- **Work instructions**
Copy each line holding the string "object".

- **Recorded data**
>>>

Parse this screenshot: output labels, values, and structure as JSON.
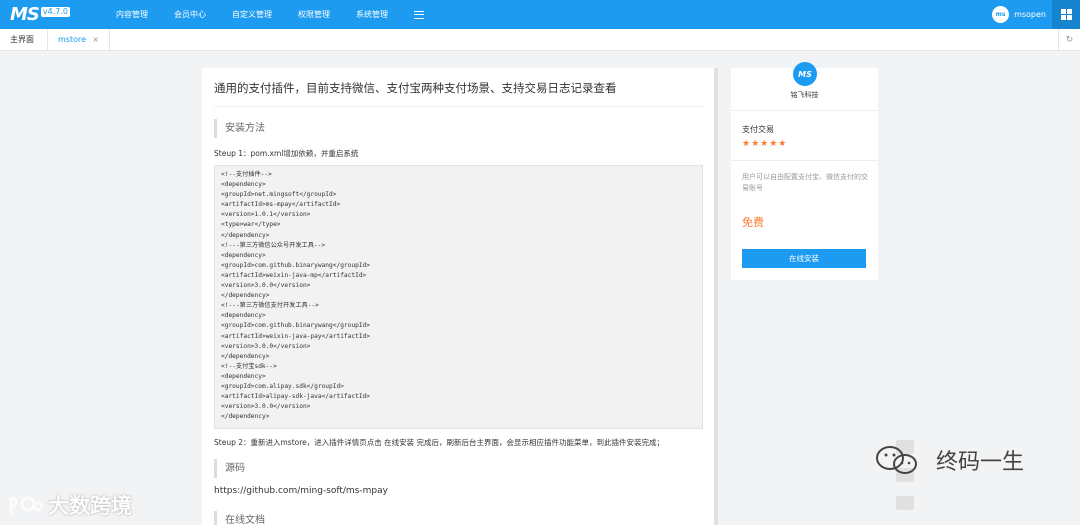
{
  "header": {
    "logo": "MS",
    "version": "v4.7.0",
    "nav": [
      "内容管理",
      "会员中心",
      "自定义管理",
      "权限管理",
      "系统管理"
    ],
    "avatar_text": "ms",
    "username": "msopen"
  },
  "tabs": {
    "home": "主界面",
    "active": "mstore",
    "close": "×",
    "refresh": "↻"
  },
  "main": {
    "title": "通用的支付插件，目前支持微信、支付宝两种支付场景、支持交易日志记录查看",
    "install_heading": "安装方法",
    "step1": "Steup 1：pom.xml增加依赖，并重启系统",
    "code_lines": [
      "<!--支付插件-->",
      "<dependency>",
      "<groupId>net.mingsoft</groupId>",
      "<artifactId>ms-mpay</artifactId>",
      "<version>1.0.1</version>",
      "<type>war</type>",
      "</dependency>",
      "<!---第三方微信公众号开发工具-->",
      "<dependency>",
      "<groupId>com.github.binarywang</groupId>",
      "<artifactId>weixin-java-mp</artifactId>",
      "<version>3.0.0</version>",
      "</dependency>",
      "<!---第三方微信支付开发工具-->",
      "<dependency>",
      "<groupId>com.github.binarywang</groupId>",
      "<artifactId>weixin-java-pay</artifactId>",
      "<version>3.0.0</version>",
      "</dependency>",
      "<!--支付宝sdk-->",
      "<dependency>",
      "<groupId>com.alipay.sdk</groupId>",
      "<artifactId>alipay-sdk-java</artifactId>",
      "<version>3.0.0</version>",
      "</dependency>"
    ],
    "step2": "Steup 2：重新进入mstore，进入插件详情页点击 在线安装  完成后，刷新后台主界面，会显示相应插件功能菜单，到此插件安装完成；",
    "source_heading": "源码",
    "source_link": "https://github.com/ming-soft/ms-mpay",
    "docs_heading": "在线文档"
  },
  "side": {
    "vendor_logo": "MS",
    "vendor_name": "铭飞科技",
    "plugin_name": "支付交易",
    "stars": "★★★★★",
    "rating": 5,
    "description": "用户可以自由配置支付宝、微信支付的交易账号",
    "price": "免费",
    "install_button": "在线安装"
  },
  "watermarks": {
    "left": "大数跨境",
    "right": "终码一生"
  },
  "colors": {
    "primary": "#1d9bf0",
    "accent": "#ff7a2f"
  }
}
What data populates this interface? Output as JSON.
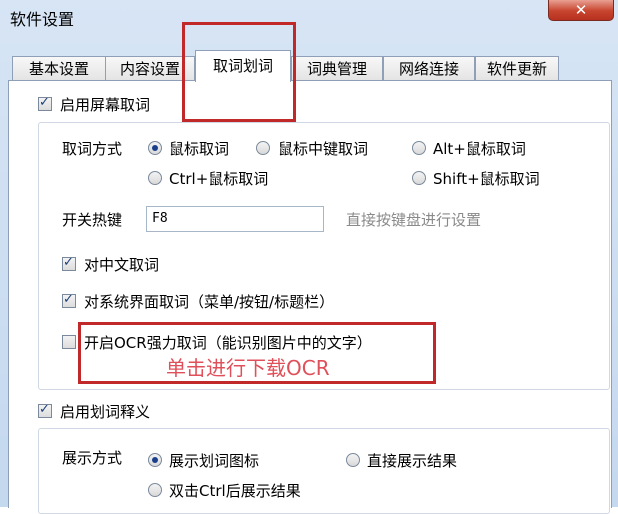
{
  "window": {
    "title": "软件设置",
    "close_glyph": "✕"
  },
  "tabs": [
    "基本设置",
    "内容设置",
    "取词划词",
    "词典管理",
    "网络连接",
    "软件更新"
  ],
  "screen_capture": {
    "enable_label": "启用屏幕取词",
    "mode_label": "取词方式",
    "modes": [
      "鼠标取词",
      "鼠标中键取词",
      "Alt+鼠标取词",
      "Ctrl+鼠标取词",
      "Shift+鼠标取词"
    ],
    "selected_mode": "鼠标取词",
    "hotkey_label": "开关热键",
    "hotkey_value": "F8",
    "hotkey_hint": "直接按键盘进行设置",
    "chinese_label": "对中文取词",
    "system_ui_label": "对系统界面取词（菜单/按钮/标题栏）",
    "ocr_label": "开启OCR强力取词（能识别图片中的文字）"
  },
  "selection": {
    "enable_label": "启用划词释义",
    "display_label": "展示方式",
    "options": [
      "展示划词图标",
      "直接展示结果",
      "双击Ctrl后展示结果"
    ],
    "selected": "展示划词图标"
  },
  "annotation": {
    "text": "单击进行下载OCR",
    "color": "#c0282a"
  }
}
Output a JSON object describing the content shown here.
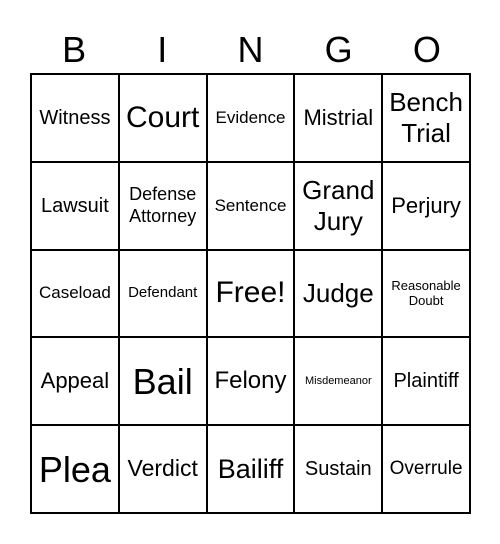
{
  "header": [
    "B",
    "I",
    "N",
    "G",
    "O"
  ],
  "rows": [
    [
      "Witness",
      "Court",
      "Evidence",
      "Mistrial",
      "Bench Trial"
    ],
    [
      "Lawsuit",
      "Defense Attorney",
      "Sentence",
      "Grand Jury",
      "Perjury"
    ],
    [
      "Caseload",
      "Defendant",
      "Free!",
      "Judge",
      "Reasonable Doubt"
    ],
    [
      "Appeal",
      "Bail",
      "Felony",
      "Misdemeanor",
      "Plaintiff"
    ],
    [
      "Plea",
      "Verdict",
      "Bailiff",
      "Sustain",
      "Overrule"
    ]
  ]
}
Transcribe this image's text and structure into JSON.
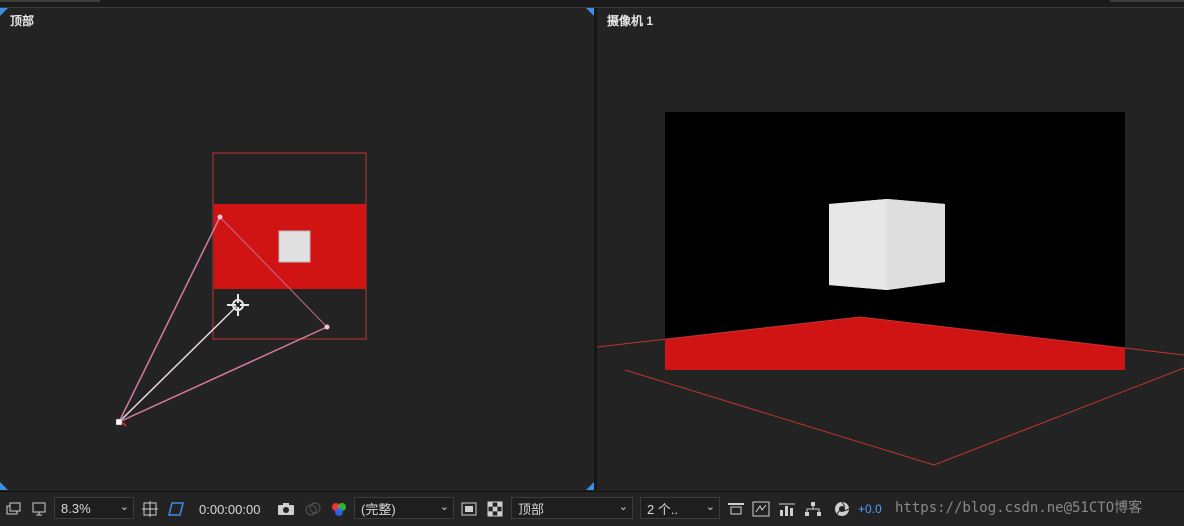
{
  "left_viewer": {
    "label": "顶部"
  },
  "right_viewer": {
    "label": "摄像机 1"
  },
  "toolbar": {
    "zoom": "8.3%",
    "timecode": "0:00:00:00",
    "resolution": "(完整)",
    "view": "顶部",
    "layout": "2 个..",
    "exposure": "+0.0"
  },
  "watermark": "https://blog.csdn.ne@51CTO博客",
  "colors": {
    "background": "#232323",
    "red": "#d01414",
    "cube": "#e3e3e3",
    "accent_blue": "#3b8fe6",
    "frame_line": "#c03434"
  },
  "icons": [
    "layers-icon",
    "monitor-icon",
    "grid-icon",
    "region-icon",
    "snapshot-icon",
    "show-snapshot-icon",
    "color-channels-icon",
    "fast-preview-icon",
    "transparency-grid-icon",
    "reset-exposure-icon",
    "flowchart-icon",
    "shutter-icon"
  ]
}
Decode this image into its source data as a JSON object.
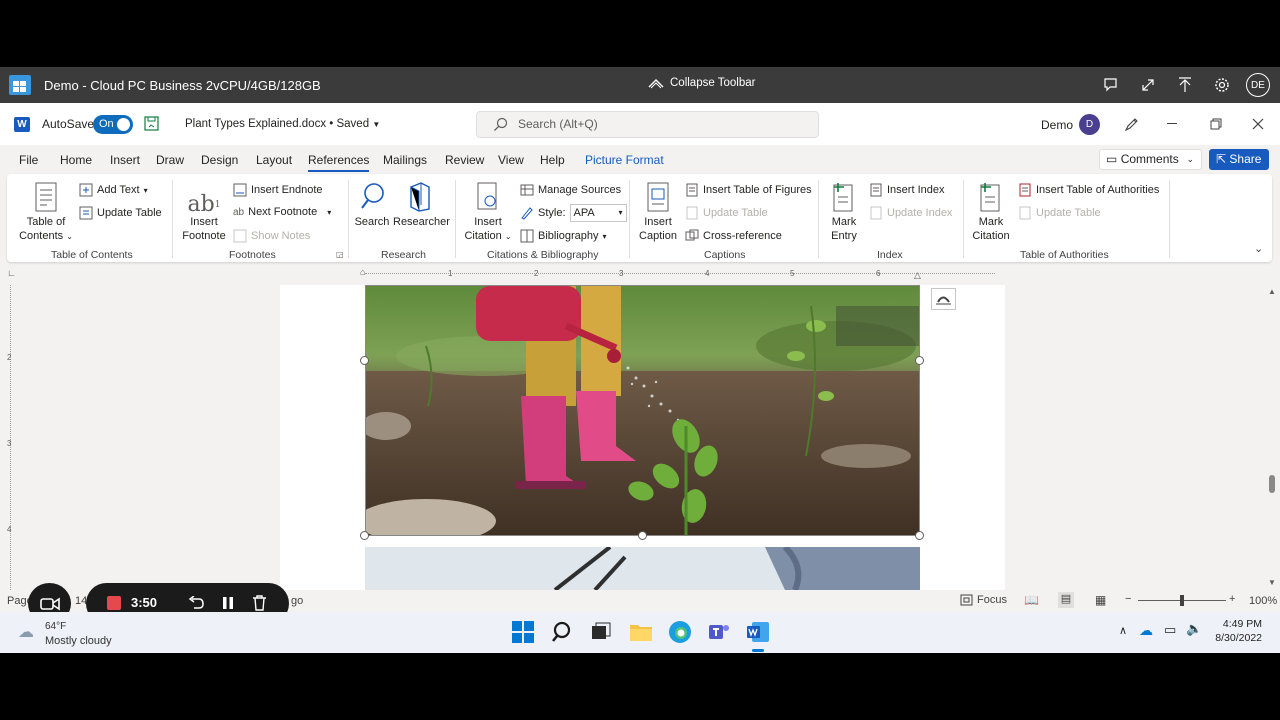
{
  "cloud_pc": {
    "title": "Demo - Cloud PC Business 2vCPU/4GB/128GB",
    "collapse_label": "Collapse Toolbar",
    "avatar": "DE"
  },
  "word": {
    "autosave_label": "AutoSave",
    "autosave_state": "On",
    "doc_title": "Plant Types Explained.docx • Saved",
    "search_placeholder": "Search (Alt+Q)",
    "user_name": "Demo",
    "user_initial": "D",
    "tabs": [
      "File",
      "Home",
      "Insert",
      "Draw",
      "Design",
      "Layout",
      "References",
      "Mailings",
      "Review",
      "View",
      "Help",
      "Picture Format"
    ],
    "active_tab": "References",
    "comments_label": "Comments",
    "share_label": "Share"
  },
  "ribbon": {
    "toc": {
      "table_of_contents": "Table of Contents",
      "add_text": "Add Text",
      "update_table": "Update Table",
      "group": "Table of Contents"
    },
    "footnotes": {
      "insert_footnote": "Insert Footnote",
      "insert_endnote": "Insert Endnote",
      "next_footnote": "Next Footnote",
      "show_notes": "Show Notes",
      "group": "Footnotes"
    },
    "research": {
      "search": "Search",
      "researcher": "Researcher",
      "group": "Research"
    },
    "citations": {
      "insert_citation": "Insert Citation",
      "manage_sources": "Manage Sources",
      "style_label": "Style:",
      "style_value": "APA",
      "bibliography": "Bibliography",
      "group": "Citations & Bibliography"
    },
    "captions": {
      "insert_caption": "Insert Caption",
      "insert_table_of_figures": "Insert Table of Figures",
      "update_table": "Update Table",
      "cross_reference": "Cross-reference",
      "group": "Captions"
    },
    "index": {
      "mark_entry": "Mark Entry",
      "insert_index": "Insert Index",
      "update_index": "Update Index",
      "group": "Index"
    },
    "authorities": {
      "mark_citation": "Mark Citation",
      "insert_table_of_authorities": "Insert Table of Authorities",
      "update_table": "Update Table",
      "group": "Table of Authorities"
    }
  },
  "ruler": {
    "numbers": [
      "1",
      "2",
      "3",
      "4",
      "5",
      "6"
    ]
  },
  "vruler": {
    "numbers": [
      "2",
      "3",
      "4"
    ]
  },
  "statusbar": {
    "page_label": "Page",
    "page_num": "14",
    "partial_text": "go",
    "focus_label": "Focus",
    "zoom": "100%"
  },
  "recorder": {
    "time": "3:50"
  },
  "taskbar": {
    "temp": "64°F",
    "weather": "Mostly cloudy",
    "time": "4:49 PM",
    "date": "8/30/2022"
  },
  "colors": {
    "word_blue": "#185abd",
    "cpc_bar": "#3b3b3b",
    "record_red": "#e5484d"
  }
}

<<<

- **Task solution**
Output a JSON object describing the content shown here.
Decode this image into its source data as a JSON object.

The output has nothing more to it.